* start RECORDS PROVIDED *
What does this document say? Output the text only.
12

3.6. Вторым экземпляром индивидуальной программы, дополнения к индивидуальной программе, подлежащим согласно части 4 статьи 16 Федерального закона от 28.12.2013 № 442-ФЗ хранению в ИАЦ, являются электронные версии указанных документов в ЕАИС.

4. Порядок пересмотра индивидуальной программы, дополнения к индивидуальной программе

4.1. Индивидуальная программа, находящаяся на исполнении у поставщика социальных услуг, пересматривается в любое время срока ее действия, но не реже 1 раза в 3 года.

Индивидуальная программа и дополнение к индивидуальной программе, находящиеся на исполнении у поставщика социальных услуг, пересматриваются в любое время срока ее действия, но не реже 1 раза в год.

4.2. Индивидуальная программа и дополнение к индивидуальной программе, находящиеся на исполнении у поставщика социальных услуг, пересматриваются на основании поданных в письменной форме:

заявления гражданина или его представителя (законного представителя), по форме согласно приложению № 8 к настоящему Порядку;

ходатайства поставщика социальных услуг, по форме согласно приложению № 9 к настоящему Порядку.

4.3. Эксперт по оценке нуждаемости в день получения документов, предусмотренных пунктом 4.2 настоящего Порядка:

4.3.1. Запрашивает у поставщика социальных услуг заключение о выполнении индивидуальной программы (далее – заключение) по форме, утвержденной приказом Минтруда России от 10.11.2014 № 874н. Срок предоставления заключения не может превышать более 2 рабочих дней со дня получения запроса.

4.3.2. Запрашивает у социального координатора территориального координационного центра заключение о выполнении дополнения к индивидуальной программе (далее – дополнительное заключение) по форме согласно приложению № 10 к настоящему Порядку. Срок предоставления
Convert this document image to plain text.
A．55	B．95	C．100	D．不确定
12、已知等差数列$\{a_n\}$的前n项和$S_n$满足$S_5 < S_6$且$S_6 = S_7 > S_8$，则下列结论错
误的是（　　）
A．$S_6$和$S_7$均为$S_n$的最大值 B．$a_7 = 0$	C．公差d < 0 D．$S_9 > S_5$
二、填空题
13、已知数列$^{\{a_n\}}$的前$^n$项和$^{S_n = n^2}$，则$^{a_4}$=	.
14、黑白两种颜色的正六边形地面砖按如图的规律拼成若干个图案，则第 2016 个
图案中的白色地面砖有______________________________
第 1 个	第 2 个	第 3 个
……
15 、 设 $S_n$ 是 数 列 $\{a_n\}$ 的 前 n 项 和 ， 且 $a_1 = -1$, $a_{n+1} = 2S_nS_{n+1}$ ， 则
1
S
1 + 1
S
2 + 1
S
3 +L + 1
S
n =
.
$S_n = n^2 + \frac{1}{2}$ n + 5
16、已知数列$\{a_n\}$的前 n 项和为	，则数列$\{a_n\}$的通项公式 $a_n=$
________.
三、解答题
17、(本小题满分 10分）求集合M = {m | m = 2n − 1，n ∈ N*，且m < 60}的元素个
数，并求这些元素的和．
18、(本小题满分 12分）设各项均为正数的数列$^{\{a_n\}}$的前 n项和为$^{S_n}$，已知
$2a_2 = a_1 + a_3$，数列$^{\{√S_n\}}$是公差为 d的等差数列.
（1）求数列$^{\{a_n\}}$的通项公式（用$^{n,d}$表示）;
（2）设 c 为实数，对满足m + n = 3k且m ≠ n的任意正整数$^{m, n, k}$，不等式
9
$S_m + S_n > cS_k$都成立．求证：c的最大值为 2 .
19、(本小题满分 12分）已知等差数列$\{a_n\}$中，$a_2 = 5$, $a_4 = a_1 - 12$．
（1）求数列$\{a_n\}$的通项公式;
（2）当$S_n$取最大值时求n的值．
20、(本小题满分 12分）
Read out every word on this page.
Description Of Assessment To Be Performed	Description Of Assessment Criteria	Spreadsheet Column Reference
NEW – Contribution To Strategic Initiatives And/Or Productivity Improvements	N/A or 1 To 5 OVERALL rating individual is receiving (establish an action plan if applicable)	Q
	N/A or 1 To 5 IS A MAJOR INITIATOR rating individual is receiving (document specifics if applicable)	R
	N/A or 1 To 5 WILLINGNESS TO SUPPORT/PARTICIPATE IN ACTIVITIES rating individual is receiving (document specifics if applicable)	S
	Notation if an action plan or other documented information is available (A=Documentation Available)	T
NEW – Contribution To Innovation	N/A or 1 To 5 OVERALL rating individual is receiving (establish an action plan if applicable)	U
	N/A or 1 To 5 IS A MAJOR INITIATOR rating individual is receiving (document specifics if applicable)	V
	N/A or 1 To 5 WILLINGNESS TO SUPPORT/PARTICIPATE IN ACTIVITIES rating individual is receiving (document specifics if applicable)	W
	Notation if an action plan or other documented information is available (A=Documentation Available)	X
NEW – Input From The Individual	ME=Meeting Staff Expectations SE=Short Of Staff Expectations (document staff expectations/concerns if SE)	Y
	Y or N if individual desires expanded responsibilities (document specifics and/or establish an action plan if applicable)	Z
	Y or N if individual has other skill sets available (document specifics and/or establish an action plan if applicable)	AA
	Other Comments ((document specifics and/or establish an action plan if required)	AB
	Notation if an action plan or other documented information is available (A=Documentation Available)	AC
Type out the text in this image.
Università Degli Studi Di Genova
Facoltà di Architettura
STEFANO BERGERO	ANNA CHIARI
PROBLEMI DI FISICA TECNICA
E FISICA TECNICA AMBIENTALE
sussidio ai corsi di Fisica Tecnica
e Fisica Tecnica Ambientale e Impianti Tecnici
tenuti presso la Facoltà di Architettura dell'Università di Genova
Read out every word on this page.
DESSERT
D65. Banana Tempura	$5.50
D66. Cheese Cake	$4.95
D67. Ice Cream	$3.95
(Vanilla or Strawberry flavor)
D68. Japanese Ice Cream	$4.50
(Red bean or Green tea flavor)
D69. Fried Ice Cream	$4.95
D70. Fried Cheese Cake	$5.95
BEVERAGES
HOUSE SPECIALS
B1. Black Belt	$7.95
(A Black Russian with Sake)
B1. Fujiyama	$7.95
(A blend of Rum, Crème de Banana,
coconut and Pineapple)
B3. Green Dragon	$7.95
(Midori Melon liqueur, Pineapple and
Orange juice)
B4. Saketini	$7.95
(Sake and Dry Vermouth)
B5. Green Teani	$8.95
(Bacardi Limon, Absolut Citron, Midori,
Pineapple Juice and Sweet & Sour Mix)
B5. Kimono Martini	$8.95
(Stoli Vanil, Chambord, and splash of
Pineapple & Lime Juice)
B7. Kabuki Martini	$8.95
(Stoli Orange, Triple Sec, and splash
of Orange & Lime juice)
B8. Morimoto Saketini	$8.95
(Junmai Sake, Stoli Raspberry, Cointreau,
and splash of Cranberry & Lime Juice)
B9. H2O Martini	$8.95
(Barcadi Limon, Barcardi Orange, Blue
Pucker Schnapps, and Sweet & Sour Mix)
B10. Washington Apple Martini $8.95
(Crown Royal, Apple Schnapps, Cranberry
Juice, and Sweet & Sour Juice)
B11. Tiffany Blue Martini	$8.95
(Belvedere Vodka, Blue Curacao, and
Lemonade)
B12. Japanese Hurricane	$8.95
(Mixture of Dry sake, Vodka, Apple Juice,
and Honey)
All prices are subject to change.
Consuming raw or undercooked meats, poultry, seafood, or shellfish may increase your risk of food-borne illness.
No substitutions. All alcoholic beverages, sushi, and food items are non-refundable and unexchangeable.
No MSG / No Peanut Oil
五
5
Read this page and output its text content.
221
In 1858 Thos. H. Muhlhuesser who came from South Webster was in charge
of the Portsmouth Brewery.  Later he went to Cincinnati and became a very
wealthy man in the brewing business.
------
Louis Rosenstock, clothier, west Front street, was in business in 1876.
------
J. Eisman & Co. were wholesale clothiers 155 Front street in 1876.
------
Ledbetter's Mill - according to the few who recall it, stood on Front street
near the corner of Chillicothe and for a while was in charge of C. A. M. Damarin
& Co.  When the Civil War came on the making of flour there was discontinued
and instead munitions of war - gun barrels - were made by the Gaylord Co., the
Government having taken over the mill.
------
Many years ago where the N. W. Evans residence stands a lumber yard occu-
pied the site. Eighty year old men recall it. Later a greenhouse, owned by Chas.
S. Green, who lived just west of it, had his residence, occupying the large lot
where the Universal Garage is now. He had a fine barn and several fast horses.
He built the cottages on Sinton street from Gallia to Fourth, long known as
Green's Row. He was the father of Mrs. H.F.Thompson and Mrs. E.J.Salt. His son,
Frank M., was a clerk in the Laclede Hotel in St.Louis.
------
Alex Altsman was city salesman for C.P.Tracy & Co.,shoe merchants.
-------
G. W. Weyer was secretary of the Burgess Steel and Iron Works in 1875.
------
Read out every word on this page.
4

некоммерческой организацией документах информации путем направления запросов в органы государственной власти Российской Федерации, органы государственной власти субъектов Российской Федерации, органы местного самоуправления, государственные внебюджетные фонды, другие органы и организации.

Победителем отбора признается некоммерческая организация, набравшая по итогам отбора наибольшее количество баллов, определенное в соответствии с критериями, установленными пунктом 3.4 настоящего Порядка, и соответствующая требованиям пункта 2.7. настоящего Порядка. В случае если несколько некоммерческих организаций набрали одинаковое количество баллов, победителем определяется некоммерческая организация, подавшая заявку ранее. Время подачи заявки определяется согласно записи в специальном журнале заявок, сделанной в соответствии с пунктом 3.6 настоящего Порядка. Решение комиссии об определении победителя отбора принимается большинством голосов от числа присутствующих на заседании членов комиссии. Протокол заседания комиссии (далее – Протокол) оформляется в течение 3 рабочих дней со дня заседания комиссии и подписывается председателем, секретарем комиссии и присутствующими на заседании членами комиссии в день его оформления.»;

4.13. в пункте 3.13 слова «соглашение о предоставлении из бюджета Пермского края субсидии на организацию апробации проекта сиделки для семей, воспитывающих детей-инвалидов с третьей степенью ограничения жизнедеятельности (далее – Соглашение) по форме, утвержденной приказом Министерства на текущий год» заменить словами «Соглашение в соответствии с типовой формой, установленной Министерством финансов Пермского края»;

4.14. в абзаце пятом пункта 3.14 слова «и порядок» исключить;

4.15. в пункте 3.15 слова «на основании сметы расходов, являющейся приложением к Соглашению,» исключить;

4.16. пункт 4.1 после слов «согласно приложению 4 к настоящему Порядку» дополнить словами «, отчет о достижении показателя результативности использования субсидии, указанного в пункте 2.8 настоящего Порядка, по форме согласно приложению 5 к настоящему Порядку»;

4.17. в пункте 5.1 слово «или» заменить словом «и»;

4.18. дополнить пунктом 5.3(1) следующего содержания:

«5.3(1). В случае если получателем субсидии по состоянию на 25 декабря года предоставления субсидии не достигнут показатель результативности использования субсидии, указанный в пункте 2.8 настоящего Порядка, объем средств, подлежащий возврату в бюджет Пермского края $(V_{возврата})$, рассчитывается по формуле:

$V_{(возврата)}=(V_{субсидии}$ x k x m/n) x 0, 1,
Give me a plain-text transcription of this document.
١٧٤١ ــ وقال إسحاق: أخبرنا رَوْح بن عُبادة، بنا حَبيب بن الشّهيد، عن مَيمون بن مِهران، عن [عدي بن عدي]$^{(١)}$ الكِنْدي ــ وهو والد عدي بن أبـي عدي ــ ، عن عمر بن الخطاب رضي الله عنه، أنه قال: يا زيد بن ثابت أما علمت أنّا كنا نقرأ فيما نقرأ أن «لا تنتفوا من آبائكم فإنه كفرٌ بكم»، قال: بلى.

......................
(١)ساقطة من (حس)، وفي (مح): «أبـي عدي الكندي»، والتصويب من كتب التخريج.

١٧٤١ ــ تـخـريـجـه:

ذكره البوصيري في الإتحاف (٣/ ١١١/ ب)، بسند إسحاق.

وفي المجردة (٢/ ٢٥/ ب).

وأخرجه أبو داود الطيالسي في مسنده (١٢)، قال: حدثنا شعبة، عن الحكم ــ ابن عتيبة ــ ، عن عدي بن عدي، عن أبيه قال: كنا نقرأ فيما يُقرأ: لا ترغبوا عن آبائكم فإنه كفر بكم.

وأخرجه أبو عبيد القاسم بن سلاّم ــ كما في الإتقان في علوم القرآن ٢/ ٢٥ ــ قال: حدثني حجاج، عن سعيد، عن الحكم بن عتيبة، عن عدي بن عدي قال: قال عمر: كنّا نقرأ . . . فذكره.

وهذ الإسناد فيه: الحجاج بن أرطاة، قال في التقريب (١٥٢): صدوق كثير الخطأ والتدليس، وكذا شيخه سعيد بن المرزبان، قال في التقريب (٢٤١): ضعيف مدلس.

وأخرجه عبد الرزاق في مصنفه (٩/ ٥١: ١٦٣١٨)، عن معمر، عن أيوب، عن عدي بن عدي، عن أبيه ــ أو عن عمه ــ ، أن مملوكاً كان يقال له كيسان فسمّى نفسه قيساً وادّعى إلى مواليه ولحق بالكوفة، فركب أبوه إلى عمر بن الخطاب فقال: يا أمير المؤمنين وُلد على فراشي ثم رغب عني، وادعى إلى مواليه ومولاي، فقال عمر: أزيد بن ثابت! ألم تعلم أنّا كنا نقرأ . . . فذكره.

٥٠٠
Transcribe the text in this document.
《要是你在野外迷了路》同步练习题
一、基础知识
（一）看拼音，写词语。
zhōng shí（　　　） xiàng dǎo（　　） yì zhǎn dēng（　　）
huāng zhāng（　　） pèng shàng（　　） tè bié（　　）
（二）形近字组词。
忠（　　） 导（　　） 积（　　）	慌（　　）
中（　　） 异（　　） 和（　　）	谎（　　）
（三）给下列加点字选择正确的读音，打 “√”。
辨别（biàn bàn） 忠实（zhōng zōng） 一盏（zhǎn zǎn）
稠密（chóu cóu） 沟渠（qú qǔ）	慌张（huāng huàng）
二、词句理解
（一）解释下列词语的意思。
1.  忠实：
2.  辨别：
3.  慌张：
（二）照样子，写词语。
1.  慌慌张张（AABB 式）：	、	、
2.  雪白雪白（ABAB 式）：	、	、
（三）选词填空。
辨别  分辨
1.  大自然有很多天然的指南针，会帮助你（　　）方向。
* end RECORDS PROVIDED *
TASK STATEMENT:
Pick out every line holding the string "Cheese" and return it.

THE COMPLETED TASK:
D66. Cheese Cake	$4.95
D70. Fried Cheese Cake	$5.95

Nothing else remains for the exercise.